--- Data for processing ---

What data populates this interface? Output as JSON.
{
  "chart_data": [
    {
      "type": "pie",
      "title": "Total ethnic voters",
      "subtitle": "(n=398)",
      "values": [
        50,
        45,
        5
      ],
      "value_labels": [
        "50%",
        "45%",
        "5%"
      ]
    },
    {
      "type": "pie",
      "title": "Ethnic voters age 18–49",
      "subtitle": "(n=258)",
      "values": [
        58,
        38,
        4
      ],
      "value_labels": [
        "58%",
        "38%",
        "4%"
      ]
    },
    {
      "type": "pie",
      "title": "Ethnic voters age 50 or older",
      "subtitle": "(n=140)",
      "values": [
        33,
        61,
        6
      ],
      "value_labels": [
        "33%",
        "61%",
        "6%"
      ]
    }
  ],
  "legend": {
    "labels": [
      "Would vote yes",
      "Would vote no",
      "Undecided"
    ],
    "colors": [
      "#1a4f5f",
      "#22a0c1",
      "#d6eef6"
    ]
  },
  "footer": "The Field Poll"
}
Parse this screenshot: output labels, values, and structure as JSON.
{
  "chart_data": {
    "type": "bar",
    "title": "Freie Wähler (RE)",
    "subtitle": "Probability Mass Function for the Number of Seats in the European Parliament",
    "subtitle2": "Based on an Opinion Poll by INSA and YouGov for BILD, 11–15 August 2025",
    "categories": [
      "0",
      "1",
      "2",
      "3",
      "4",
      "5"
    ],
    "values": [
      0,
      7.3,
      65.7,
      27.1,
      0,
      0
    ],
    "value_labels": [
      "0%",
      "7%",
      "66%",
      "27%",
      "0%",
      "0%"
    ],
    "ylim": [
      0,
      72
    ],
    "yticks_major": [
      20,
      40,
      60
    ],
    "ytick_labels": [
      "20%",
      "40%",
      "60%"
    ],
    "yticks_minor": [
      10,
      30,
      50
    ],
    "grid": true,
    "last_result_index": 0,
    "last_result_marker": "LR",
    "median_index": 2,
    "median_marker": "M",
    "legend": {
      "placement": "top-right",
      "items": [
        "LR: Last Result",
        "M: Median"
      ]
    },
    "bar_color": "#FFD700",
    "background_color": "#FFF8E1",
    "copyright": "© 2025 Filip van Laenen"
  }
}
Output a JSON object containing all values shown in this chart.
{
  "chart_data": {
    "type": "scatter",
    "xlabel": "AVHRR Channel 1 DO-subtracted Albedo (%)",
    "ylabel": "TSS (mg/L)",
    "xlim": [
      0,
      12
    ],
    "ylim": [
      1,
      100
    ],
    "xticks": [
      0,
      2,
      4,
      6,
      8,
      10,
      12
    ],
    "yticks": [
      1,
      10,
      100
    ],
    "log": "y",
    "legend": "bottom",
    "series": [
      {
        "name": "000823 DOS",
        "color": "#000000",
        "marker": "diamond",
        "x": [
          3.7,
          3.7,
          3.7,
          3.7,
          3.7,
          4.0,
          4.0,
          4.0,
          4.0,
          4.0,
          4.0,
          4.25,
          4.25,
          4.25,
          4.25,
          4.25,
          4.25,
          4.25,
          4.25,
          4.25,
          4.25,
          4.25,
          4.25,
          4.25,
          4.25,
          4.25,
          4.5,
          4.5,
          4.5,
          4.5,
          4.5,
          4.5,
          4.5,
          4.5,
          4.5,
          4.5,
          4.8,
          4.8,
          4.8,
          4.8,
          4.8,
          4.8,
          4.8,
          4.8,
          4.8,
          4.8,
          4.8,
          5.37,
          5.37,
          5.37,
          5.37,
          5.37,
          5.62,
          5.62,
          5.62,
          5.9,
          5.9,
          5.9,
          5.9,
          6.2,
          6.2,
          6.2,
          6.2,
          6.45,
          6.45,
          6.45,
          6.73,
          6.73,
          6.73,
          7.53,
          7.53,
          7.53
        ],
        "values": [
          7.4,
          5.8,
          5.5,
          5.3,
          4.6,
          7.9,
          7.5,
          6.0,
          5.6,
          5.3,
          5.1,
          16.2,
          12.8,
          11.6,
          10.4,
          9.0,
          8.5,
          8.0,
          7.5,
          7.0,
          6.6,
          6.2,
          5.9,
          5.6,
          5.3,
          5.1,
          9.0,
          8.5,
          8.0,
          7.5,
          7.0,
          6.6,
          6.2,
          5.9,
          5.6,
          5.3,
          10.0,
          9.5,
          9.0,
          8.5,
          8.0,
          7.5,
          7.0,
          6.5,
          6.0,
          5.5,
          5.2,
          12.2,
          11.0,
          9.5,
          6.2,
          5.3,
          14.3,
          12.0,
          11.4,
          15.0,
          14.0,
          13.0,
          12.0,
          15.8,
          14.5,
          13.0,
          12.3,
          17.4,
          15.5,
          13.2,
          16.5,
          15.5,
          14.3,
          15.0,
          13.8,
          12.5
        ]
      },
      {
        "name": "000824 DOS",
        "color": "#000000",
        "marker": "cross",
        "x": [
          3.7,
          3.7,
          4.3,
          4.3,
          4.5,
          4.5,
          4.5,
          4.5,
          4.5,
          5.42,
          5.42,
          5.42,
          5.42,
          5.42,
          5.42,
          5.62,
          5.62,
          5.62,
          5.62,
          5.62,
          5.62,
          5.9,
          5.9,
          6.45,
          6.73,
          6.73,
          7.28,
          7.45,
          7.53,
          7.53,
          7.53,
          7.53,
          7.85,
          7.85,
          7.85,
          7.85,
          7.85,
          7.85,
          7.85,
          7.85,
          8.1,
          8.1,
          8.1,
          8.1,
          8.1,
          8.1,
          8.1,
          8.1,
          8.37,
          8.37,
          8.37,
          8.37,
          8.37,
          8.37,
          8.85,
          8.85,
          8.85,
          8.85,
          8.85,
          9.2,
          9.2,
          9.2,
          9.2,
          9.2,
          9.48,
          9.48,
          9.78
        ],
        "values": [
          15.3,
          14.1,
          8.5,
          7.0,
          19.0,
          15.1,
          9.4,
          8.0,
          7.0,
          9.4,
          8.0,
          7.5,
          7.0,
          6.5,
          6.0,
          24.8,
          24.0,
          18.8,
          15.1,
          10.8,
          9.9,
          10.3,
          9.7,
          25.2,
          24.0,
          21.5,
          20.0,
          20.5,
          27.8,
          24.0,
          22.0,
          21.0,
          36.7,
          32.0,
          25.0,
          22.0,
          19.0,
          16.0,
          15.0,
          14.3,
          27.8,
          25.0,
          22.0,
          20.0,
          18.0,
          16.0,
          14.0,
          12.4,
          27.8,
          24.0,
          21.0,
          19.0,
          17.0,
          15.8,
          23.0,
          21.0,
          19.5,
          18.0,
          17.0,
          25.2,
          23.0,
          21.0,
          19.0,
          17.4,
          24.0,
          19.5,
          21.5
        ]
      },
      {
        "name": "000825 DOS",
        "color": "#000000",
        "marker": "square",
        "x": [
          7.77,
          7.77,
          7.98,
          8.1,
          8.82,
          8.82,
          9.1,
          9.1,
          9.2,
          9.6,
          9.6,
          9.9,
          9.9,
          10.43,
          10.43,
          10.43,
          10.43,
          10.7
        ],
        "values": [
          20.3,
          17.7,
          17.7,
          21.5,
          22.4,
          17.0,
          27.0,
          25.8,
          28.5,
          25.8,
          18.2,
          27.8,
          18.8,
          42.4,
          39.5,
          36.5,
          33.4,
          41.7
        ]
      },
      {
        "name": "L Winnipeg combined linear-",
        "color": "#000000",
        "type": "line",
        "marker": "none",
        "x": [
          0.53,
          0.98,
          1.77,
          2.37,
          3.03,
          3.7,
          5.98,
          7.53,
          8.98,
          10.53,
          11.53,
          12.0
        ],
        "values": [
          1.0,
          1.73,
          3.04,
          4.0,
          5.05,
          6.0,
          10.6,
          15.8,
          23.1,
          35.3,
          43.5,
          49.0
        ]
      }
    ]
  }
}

---

### Instruction
Restate the records, all of them, precisely as written.

### Exercise output
What data populates this interface? Output as JSON.
{
  "chart_data": [
    {
      "type": "pie",
      "title": "Total ethnic voters",
      "subtitle": "(n=398)",
      "values": [
        50,
        45,
        5
      ],
      "value_labels": [
        "50%",
        "45%",
        "5%"
      ]
    },
    {
      "type": "pie",
      "title": "Ethnic voters age 18–49",
      "subtitle": "(n=258)",
      "values": [
        58,
        38,
        4
      ],
      "value_labels": [
        "58%",
        "38%",
        "4%"
      ]
    },
    {
      "type": "pie",
      "title": "Ethnic voters age 50 or older",
      "subtitle": "(n=140)",
      "values": [
        33,
        61,
        6
      ],
      "value_labels": [
        "33%",
        "61%",
        "6%"
      ]
    }
  ],
  "legend": {
    "labels": [
      "Would vote yes",
      "Would vote no",
      "Undecided"
    ],
    "colors": [
      "#1a4f5f",
      "#22a0c1",
      "#d6eef6"
    ]
  },
  "footer": "The Field Poll"
}
Parse this screenshot: output labels, values, and structure as JSON.
{
  "chart_data": {
    "type": "bar",
    "title": "Freie Wähler (RE)",
    "subtitle": "Probability Mass Function for the Number of Seats in the European Parliament",
    "subtitle2": "Based on an Opinion Poll by INSA and YouGov for BILD, 11–15 August 2025",
    "categories": [
      "0",
      "1",
      "2",
      "3",
      "4",
      "5"
    ],
    "values": [
      0,
      7.3,
      65.7,
      27.1,
      0,
      0
    ],
    "value_labels": [
      "0%",
      "7%",
      "66%",
      "27%",
      "0%",
      "0%"
    ],
    "ylim": [
      0,
      72
    ],
    "yticks_major": [
      20,
      40,
      60
    ],
    "ytick_labels": [
      "20%",
      "40%",
      "60%"
    ],
    "yticks_minor": [
      10,
      30,
      50
    ],
    "grid": true,
    "last_result_index": 0,
    "last_result_marker": "LR",
    "median_index": 2,
    "median_marker": "M",
    "legend": {
      "placement": "top-right",
      "items": [
        "LR: Last Result",
        "M: Median"
      ]
    },
    "bar_color": "#FFD700",
    "background_color": "#FFF8E1",
    "copyright": "© 2025 Filip van Laenen"
  }
}
Output a JSON object containing all values shown in this chart.
{
  "chart_data": {
    "type": "scatter",
    "xlabel": "AVHRR Channel 1 DO-subtracted Albedo (%)",
    "ylabel": "TSS (mg/L)",
    "xlim": [
      0,
      12
    ],
    "ylim": [
      1,
      100
    ],
    "xticks": [
      0,
      2,
      4,
      6,
      8,
      10,
      12
    ],
    "yticks": [
      1,
      10,
      100
    ],
    "log": "y",
    "legend": "bottom",
    "series": [
      {
        "name": "000823 DOS",
        "color": "#000000",
        "marker": "diamond",
        "x": [
          3.7,
          3.7,
          3.7,
          3.7,
          3.7,
          4.0,
          4.0,
          4.0,
          4.0,
          4.0,
          4.0,
          4.25,
          4.25,
          4.25,
          4.25,
          4.25,
          4.25,
          4.25,
          4.25,
          4.25,
          4.25,
          4.25,
          4.25,
          4.25,
          4.25,
          4.25,
          4.5,
          4.5,
          4.5,
          4.5,
          4.5,
          4.5,
          4.5,
          4.5,
          4.5,
          4.5,
          4.8,
          4.8,
          4.8,
          4.8,
          4.8,
          4.8,
          4.8,
          4.8,
          4.8,
          4.8,
          4.8,
          5.37,
          5.37,
          5.37,
          5.37,
          5.37,
          5.62,
          5.62,
          5.62,
          5.9,
          5.9,
          5.9,
          5.9,
          6.2,
          6.2,
          6.2,
          6.2,
          6.45,
          6.45,
          6.45,
          6.73,
          6.73,
          6.73,
          7.53,
          7.53,
          7.53
        ],
        "values": [
          7.4,
          5.8,
          5.5,
          5.3,
          4.6,
          7.9,
          7.5,
          6.0,
          5.6,
          5.3,
          5.1,
          16.2,
          12.8,
          11.6,
          10.4,
          9.0,
          8.5,
          8.0,
          7.5,
          7.0,
          6.6,
          6.2,
          5.9,
          5.6,
          5.3,
          5.1,
          9.0,
          8.5,
          8.0,
          7.5,
          7.0,
          6.6,
          6.2,
          5.9,
          5.6,
          5.3,
          10.0,
          9.5,
          9.0,
          8.5,
          8.0,
          7.5,
          7.0,
          6.5,
          6.0,
          5.5,
          5.2,
          12.2,
          11.0,
          9.5,
          6.2,
          5.3,
          14.3,
          12.0,
          11.4,
          15.0,
          14.0,
          13.0,
          12.0,
          15.8,
          14.5,
          13.0,
          12.3,
          17.4,
          15.5,
          13.2,
          16.5,
          15.5,
          14.3,
          15.0,
          13.8,
          12.5
        ]
      },
      {
        "name": "000824 DOS",
        "color": "#000000",
        "marker": "cross",
        "x": [
          3.7,
          3.7,
          4.3,
          4.3,
          4.5,
          4.5,
          4.5,
          4.5,
          4.5,
          5.42,
          5.42,
          5.42,
          5.42,
          5.42,
          5.42,
          5.62,
          5.62,
          5.62,
          5.62,
          5.62,
          5.62,
          5.9,
          5.9,
          6.45,
          6.73,
          6.73,
          7.28,
          7.45,
          7.53,
          7.53,
          7.53,
          7.53,
          7.85,
          7.85,
          7.85,
          7.85,
          7.85,
          7.85,
          7.85,
          7.85,
          8.1,
          8.1,
          8.1,
          8.1,
          8.1,
          8.1,
          8.1,
          8.1,
          8.37,
          8.37,
          8.37,
          8.37,
          8.37,
          8.37,
          8.85,
          8.85,
          8.85,
          8.85,
          8.85,
          9.2,
          9.2,
          9.2,
          9.2,
          9.2,
          9.48,
          9.48,
          9.78
        ],
        "values": [
          15.3,
          14.1,
          8.5,
          7.0,
          19.0,
          15.1,
          9.4,
          8.0,
          7.0,
          9.4,
          8.0,
          7.5,
          7.0,
          6.5,
          6.0,
          24.8,
          24.0,
          18.8,
          15.1,
          10.8,
          9.9,
          10.3,
          9.7,
          25.2,
          24.0,
          21.5,
          20.0,
          20.5,
          27.8,
          24.0,
          22.0,
          21.0,
          36.7,
          32.0,
          25.0,
          22.0,
          19.0,
          16.0,
          15.0,
          14.3,
          27.8,
          25.0,
          22.0,
          20.0,
          18.0,
          16.0,
          14.0,
          12.4,
          27.8,
          24.0,
          21.0,
          19.0,
          17.0,
          15.8,
          23.0,
          21.0,
          19.5,
          18.0,
          17.0,
          25.2,
          23.0,
          21.0,
          19.0,
          17.4,
          24.0,
          19.5,
          21.5
        ]
      },
      {
        "name": "000825 DOS",
        "color": "#000000",
        "marker": "square",
        "x": [
          7.77,
          7.77,
          7.98,
          8.1,
          8.82,
          8.82,
          9.1,
          9.1,
          9.2,
          9.6,
          9.6,
          9.9,
          9.9,
          10.43,
          10.43,
          10.43,
          10.43,
          10.7
        ],
        "values": [
          20.3,
          17.7,
          17.7,
          21.5,
          22.4,
          17.0,
          27.0,
          25.8,
          28.5,
          25.8,
          18.2,
          27.8,
          18.8,
          42.4,
          39.5,
          36.5,
          33.4,
          41.7
        ]
      },
      {
        "name": "L Winnipeg combined linear-",
        "color": "#000000",
        "type": "line",
        "marker": "none",
        "x": [
          0.53,
          0.98,
          1.77,
          2.37,
          3.03,
          3.7,
          5.98,
          7.53,
          8.98,
          10.53,
          11.53,
          12.0
        ],
        "values": [
          1.0,
          1.73,
          3.04,
          4.0,
          5.05,
          6.0,
          10.6,
          15.8,
          23.1,
          35.3,
          43.5,
          49.0
        ]
      }
    ]
  }
}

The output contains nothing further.